## Exercise details
Return all of the entries exactly as written.

## Data extract
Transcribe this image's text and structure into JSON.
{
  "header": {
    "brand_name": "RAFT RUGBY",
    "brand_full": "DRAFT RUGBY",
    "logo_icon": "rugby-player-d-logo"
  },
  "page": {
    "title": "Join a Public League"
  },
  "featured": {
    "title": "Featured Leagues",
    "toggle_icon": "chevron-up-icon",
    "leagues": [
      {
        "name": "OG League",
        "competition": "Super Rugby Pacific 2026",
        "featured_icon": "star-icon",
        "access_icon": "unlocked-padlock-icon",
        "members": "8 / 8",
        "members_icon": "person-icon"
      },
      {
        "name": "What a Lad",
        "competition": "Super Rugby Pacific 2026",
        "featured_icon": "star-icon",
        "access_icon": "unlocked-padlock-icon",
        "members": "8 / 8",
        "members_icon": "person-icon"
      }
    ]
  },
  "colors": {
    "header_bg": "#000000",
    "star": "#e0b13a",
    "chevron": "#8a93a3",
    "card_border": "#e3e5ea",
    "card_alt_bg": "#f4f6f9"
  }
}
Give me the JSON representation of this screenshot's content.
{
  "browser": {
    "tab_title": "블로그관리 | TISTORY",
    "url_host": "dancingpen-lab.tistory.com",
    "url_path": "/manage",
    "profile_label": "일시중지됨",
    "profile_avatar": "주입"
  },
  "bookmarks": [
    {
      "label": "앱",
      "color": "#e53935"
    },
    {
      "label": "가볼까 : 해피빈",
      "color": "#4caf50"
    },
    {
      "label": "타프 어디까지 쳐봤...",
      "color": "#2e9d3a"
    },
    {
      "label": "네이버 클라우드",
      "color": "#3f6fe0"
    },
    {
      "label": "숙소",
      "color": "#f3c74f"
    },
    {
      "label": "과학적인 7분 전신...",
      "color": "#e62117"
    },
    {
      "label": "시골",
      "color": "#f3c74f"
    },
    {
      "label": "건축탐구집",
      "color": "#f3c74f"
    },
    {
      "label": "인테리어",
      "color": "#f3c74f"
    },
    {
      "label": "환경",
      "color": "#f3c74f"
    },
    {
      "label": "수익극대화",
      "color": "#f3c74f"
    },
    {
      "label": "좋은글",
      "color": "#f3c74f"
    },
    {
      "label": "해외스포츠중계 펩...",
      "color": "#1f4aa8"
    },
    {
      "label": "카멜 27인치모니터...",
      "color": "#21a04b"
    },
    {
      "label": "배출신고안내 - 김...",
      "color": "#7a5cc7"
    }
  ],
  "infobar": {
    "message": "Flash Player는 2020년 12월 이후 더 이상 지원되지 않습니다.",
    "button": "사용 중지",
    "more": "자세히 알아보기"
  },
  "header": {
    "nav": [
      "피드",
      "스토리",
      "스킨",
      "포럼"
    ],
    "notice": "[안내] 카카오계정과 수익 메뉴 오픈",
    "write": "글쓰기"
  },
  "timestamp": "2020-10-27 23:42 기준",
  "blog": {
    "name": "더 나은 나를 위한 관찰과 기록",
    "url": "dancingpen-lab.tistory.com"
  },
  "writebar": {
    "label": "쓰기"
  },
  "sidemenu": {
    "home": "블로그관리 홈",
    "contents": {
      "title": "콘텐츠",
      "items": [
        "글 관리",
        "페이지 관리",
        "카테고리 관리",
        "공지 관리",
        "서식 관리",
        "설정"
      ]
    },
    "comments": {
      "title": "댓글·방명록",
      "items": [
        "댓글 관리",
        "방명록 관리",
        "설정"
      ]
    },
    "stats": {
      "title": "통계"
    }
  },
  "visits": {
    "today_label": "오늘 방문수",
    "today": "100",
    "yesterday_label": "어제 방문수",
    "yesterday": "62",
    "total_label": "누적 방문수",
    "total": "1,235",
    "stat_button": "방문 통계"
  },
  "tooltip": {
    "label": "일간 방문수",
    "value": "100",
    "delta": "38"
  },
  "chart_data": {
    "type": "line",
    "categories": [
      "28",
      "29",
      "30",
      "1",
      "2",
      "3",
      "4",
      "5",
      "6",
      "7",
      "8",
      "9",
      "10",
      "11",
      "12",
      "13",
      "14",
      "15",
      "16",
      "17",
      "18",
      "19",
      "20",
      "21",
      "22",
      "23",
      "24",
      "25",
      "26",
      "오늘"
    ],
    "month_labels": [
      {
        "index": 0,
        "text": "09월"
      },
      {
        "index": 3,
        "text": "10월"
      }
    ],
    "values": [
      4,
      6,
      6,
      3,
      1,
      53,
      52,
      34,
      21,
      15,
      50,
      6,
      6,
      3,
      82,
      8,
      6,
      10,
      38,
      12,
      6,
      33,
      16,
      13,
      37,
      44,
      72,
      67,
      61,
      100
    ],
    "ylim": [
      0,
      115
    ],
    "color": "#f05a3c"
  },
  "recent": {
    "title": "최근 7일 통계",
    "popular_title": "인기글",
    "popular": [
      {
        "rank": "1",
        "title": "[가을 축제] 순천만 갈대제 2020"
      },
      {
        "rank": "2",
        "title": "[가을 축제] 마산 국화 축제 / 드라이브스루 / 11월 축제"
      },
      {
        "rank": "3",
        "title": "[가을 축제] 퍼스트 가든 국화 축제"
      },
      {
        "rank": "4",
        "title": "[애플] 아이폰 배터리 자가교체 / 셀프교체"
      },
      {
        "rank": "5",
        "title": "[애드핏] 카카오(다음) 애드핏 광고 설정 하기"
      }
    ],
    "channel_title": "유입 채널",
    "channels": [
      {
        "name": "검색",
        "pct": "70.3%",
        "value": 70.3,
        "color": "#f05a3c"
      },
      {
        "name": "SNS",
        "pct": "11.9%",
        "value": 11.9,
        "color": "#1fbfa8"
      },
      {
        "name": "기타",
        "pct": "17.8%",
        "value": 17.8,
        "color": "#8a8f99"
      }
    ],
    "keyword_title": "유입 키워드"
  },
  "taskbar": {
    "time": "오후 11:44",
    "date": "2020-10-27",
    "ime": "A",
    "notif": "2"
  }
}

## Answer to this problem
Transcribe this image's text and structure into JSON.
{
  "header": {
    "brand_name": "RAFT RUGBY",
    "brand_full": "DRAFT RUGBY",
    "logo_icon": "rugby-player-d-logo"
  },
  "page": {
    "title": "Join a Public League"
  },
  "featured": {
    "title": "Featured Leagues",
    "toggle_icon": "chevron-up-icon",
    "leagues": [
      {
        "name": "OG League",
        "competition": "Super Rugby Pacific 2026",
        "featured_icon": "star-icon",
        "access_icon": "unlocked-padlock-icon",
        "members": "8 / 8",
        "members_icon": "person-icon"
      },
      {
        "name": "What a Lad",
        "competition": "Super Rugby Pacific 2026",
        "featured_icon": "star-icon",
        "access_icon": "unlocked-padlock-icon",
        "members": "8 / 8",
        "members_icon": "person-icon"
      }
    ]
  },
  "colors": {
    "header_bg": "#000000",
    "star": "#e0b13a",
    "chevron": "#8a93a3",
    "card_border": "#e3e5ea",
    "card_alt_bg": "#f4f6f9"
  }
}
Give me the JSON representation of this screenshot's content.
{
  "browser": {
    "tab_title": "블로그관리 | TISTORY",
    "url_host": "dancingpen-lab.tistory.com",
    "url_path": "/manage",
    "profile_label": "일시중지됨",
    "profile_avatar": "주입"
  },
  "bookmarks": [
    {
      "label": "앱",
      "color": "#e53935"
    },
    {
      "label": "가볼까 : 해피빈",
      "color": "#4caf50"
    },
    {
      "label": "타프 어디까지 쳐봤...",
      "color": "#2e9d3a"
    },
    {
      "label": "네이버 클라우드",
      "color": "#3f6fe0"
    },
    {
      "label": "숙소",
      "color": "#f3c74f"
    },
    {
      "label": "과학적인 7분 전신...",
      "color": "#e62117"
    },
    {
      "label": "시골",
      "color": "#f3c74f"
    },
    {
      "label": "건축탐구집",
      "color": "#f3c74f"
    },
    {
      "label": "인테리어",
      "color": "#f3c74f"
    },
    {
      "label": "환경",
      "color": "#f3c74f"
    },
    {
      "label": "수익극대화",
      "color": "#f3c74f"
    },
    {
      "label": "좋은글",
      "color": "#f3c74f"
    },
    {
      "label": "해외스포츠중계 펩...",
      "color": "#1f4aa8"
    },
    {
      "label": "카멜 27인치모니터...",
      "color": "#21a04b"
    },
    {
      "label": "배출신고안내 - 김...",
      "color": "#7a5cc7"
    }
  ],
  "infobar": {
    "message": "Flash Player는 2020년 12월 이후 더 이상 지원되지 않습니다.",
    "button": "사용 중지",
    "more": "자세히 알아보기"
  },
  "header": {
    "nav": [
      "피드",
      "스토리",
      "스킨",
      "포럼"
    ],
    "notice": "[안내] 카카오계정과 수익 메뉴 오픈",
    "write": "글쓰기"
  },
  "timestamp": "2020-10-27 23:42 기준",
  "blog": {
    "name": "더 나은 나를 위한 관찰과 기록",
    "url": "dancingpen-lab.tistory.com"
  },
  "writebar": {
    "label": "쓰기"
  },
  "sidemenu": {
    "home": "블로그관리 홈",
    "contents": {
      "title": "콘텐츠",
      "items": [
        "글 관리",
        "페이지 관리",
        "카테고리 관리",
        "공지 관리",
        "서식 관리",
        "설정"
      ]
    },
    "comments": {
      "title": "댓글·방명록",
      "items": [
        "댓글 관리",
        "방명록 관리",
        "설정"
      ]
    },
    "stats": {
      "title": "통계"
    }
  },
  "visits": {
    "today_label": "오늘 방문수",
    "today": "100",
    "yesterday_label": "어제 방문수",
    "yesterday": "62",
    "total_label": "누적 방문수",
    "total": "1,235",
    "stat_button": "방문 통계"
  },
  "tooltip": {
    "label": "일간 방문수",
    "value": "100",
    "delta": "38"
  },
  "chart_data": {
    "type": "line",
    "categories": [
      "28",
      "29",
      "30",
      "1",
      "2",
      "3",
      "4",
      "5",
      "6",
      "7",
      "8",
      "9",
      "10",
      "11",
      "12",
      "13",
      "14",
      "15",
      "16",
      "17",
      "18",
      "19",
      "20",
      "21",
      "22",
      "23",
      "24",
      "25",
      "26",
      "오늘"
    ],
    "month_labels": [
      {
        "index": 0,
        "text": "09월"
      },
      {
        "index": 3,
        "text": "10월"
      }
    ],
    "values": [
      4,
      6,
      6,
      3,
      1,
      53,
      52,
      34,
      21,
      15,
      50,
      6,
      6,
      3,
      82,
      8,
      6,
      10,
      38,
      12,
      6,
      33,
      16,
      13,
      37,
      44,
      72,
      67,
      61,
      100
    ],
    "ylim": [
      0,
      115
    ],
    "color": "#f05a3c"
  },
  "recent": {
    "title": "최근 7일 통계",
    "popular_title": "인기글",
    "popular": [
      {
        "rank": "1",
        "title": "[가을 축제] 순천만 갈대제 2020"
      },
      {
        "rank": "2",
        "title": "[가을 축제] 마산 국화 축제 / 드라이브스루 / 11월 축제"
      },
      {
        "rank": "3",
        "title": "[가을 축제] 퍼스트 가든 국화 축제"
      },
      {
        "rank": "4",
        "title": "[애플] 아이폰 배터리 자가교체 / 셀프교체"
      },
      {
        "rank": "5",
        "title": "[애드핏] 카카오(다음) 애드핏 광고 설정 하기"
      }
    ],
    "channel_title": "유입 채널",
    "channels": [
      {
        "name": "검색",
        "pct": "70.3%",
        "value": 70.3,
        "color": "#f05a3c"
      },
      {
        "name": "SNS",
        "pct": "11.9%",
        "value": 11.9,
        "color": "#1fbfa8"
      },
      {
        "name": "기타",
        "pct": "17.8%",
        "value": 17.8,
        "color": "#8a8f99"
      }
    ],
    "keyword_title": "유입 키워드"
  },
  "taskbar": {
    "time": "오후 11:44",
    "date": "2020-10-27",
    "ime": "A",
    "notif": "2"
  }
}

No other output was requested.